▸ **EXERCISE DIRECTIONS**: Find each line containing the string "mensagem". Copy it.

─── RECORDS FOR THE EXERCISE

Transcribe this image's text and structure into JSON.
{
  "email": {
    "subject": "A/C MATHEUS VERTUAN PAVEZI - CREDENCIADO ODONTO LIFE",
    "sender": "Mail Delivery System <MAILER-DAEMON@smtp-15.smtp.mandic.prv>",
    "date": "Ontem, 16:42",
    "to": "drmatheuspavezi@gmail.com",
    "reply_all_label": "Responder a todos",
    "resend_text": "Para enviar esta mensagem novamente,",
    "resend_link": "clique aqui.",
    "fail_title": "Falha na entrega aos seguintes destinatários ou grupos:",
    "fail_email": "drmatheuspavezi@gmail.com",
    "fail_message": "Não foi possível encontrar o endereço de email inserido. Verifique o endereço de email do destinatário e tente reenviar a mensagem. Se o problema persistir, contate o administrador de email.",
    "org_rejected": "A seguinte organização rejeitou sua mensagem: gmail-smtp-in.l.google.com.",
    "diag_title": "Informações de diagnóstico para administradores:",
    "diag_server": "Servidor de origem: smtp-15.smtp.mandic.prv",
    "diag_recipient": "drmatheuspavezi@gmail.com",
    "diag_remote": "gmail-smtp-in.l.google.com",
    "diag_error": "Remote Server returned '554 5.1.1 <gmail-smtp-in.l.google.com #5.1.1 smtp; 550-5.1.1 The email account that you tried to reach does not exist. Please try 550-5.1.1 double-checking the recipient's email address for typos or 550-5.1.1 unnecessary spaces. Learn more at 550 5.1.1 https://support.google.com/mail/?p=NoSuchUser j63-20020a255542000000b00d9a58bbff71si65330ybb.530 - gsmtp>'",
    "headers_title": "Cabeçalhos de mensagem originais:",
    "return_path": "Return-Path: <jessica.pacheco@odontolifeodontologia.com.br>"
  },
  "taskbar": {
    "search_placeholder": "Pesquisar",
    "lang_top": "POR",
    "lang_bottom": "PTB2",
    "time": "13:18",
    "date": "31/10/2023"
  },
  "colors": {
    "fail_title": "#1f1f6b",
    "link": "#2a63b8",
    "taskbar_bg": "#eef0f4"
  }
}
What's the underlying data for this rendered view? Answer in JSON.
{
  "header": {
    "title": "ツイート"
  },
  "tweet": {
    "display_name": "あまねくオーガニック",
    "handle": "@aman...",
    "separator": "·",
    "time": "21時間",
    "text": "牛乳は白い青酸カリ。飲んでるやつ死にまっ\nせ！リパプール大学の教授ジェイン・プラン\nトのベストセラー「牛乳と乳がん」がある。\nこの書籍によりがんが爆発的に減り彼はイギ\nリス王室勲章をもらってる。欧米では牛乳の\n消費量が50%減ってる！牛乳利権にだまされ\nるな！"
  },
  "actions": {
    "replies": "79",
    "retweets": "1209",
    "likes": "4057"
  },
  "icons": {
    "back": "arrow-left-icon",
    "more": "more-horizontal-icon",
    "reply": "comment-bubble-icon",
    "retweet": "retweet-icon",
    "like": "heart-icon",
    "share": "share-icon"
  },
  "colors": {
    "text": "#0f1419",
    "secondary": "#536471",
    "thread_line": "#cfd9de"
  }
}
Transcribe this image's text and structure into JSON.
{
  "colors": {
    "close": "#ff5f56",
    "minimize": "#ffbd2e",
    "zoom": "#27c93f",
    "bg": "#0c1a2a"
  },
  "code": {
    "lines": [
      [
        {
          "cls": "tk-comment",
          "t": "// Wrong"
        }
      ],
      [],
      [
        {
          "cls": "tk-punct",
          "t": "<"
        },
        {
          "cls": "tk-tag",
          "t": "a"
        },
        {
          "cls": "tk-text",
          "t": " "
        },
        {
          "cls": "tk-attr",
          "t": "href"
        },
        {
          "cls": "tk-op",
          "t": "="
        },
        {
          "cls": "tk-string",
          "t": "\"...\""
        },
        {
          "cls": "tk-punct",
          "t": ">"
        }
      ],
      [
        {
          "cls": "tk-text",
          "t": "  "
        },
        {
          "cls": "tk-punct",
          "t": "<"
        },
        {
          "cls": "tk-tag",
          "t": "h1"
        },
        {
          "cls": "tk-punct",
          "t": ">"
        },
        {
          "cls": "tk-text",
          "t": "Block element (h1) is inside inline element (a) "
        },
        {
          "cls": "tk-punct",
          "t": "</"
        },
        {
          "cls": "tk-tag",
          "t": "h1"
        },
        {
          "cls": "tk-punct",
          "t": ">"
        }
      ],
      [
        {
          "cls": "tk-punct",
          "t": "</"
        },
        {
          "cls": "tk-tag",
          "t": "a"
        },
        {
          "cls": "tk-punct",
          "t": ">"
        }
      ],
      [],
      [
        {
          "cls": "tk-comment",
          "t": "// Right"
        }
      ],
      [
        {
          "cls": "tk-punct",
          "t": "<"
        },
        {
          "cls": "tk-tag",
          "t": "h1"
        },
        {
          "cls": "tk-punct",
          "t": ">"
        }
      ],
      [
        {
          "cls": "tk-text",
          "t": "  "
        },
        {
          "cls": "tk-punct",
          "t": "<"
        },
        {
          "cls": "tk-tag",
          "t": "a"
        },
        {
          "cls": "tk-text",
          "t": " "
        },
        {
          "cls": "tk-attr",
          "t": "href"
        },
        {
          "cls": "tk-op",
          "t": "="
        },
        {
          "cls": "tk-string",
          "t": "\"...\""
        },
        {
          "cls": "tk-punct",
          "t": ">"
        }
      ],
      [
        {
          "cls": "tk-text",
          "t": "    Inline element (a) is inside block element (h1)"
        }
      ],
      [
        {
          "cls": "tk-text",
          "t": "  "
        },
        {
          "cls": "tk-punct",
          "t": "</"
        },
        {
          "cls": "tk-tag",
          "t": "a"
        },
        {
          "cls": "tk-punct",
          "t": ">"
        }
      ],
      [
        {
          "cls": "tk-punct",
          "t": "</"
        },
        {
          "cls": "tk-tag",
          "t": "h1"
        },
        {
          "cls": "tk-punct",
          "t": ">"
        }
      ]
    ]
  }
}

──────

▸ **RESULT OF THE TASK**:
    "resend_text": "Para enviar esta mensagem novamente,",
    "fail_message": "Não foi possível encontrar o endereço de email inserido. Verifique o endereço de email do destinatário e tente reenviar a mensagem. Se o problema persistir, contate o administrador de email.",
    "org_rejected": "A seguinte organização rejeitou sua mensagem: gmail-smtp-in.l.google.com.",
    "headers_title": "Cabeçalhos de mensagem originais:",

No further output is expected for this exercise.